- _SHORT PROBLEM_:
Write the material out again exactly as it stands.
━━━ DATA TO PROCESS ━━━
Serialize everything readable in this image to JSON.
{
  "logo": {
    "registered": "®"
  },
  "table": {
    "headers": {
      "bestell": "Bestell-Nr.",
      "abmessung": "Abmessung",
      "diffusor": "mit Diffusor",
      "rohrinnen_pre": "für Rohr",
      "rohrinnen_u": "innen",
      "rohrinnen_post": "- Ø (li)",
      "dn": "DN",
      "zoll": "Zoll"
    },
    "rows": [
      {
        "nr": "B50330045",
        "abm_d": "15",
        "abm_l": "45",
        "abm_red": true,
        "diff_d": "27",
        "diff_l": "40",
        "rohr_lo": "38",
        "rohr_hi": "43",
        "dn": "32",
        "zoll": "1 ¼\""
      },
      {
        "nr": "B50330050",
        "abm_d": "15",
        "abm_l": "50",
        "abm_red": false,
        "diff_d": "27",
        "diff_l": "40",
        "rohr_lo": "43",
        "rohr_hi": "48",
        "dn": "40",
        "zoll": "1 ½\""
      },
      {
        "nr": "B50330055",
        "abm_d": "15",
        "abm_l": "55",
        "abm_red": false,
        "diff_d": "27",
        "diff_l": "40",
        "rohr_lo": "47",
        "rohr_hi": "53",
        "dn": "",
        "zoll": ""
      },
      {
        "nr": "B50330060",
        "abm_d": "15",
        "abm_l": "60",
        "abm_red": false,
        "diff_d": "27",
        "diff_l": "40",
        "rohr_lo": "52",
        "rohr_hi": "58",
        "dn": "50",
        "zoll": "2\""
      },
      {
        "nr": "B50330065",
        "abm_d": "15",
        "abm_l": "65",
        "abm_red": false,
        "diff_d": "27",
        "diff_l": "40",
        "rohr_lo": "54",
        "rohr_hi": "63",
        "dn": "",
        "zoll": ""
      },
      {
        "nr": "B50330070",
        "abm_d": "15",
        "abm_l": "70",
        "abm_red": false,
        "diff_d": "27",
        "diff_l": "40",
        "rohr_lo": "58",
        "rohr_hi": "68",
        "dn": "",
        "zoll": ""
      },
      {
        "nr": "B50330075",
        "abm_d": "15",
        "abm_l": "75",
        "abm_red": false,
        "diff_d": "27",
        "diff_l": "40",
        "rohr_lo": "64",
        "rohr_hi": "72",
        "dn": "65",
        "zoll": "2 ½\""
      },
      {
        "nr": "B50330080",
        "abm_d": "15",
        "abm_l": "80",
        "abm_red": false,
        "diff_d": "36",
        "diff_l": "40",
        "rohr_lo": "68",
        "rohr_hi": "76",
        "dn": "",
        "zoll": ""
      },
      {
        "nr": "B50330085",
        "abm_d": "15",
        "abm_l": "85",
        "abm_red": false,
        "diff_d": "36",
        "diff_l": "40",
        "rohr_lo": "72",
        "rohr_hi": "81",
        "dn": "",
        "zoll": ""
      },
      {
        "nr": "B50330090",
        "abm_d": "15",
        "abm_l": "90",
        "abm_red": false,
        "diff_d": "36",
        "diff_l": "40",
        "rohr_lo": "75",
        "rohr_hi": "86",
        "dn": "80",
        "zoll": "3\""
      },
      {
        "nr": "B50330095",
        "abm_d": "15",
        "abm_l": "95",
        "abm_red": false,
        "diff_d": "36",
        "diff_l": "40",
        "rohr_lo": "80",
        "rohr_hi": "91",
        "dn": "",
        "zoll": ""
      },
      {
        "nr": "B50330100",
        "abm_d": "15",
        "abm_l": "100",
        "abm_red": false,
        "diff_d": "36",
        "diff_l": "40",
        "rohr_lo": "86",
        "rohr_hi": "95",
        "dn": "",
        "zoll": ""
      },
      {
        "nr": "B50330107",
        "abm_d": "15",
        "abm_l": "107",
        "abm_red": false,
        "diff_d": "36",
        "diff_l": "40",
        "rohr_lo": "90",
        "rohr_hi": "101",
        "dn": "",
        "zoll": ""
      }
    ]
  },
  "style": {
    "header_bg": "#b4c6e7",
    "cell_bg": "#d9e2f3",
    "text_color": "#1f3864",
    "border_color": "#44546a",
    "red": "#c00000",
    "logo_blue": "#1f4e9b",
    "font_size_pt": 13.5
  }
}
━━━
- _SOLUTION_:
Serialize everything readable in this image to JSON.
{
  "logo": {
    "registered": "®"
  },
  "table": {
    "headers": {
      "bestell": "Bestell-Nr.",
      "abmessung": "Abmessung",
      "diffusor": "mit Diffusor",
      "rohrinnen_pre": "für Rohr",
      "rohrinnen_u": "innen",
      "rohrinnen_post": "- Ø (li)",
      "dn": "DN",
      "zoll": "Zoll"
    },
    "rows": [
      {
        "nr": "B50330045",
        "abm_d": "15",
        "abm_l": "45",
        "abm_red": true,
        "diff_d": "27",
        "diff_l": "40",
        "rohr_lo": "38",
        "rohr_hi": "43",
        "dn": "32",
        "zoll": "1 ¼\""
      },
      {
        "nr": "B50330050",
        "abm_d": "15",
        "abm_l": "50",
        "abm_red": false,
        "diff_d": "27",
        "diff_l": "40",
        "rohr_lo": "43",
        "rohr_hi": "48",
        "dn": "40",
        "zoll": "1 ½\""
      },
      {
        "nr": "B50330055",
        "abm_d": "15",
        "abm_l": "55",
        "abm_red": false,
        "diff_d": "27",
        "diff_l": "40",
        "rohr_lo": "47",
        "rohr_hi": "53",
        "dn": "",
        "zoll": ""
      },
      {
        "nr": "B50330060",
        "abm_d": "15",
        "abm_l": "60",
        "abm_red": false,
        "diff_d": "27",
        "diff_l": "40",
        "rohr_lo": "52",
        "rohr_hi": "58",
        "dn": "50",
        "zoll": "2\""
      },
      {
        "nr": "B50330065",
        "abm_d": "15",
        "abm_l": "65",
        "abm_red": false,
        "diff_d": "27",
        "diff_l": "40",
        "rohr_lo": "54",
        "rohr_hi": "63",
        "dn": "",
        "zoll": ""
      },
      {
        "nr": "B50330070",
        "abm_d": "15",
        "abm_l": "70",
        "abm_red": false,
        "diff_d": "27",
        "diff_l": "40",
        "rohr_lo": "58",
        "rohr_hi": "68",
        "dn": "",
        "zoll": ""
      },
      {
        "nr": "B50330075",
        "abm_d": "15",
        "abm_l": "75",
        "abm_red": false,
        "diff_d": "27",
        "diff_l": "40",
        "rohr_lo": "64",
        "rohr_hi": "72",
        "dn": "65",
        "zoll": "2 ½\""
      },
      {
        "nr": "B50330080",
        "abm_d": "15",
        "abm_l": "80",
        "abm_red": false,
        "diff_d": "36",
        "diff_l": "40",
        "rohr_lo": "68",
        "rohr_hi": "76",
        "dn": "",
        "zoll": ""
      },
      {
        "nr": "B50330085",
        "abm_d": "15",
        "abm_l": "85",
        "abm_red": false,
        "diff_d": "36",
        "diff_l": "40",
        "rohr_lo": "72",
        "rohr_hi": "81",
        "dn": "",
        "zoll": ""
      },
      {
        "nr": "B50330090",
        "abm_d": "15",
        "abm_l": "90",
        "abm_red": false,
        "diff_d": "36",
        "diff_l": "40",
        "rohr_lo": "75",
        "rohr_hi": "86",
        "dn": "80",
        "zoll": "3\""
      },
      {
        "nr": "B50330095",
        "abm_d": "15",
        "abm_l": "95",
        "abm_red": false,
        "diff_d": "36",
        "diff_l": "40",
        "rohr_lo": "80",
        "rohr_hi": "91",
        "dn": "",
        "zoll": ""
      },
      {
        "nr": "B50330100",
        "abm_d": "15",
        "abm_l": "100",
        "abm_red": false,
        "diff_d": "36",
        "diff_l": "40",
        "rohr_lo": "86",
        "rohr_hi": "95",
        "dn": "",
        "zoll": ""
      },
      {
        "nr": "B50330107",
        "abm_d": "15",
        "abm_l": "107",
        "abm_red": false,
        "diff_d": "36",
        "diff_l": "40",
        "rohr_lo": "90",
        "rohr_hi": "101",
        "dn": "",
        "zoll": ""
      }
    ]
  },
  "style": {
    "header_bg": "#b4c6e7",
    "cell_bg": "#d9e2f3",
    "text_color": "#1f3864",
    "border_color": "#44546a",
    "red": "#c00000",
    "logo_blue": "#1f4e9b",
    "font_size_pt": 13.5
  }
}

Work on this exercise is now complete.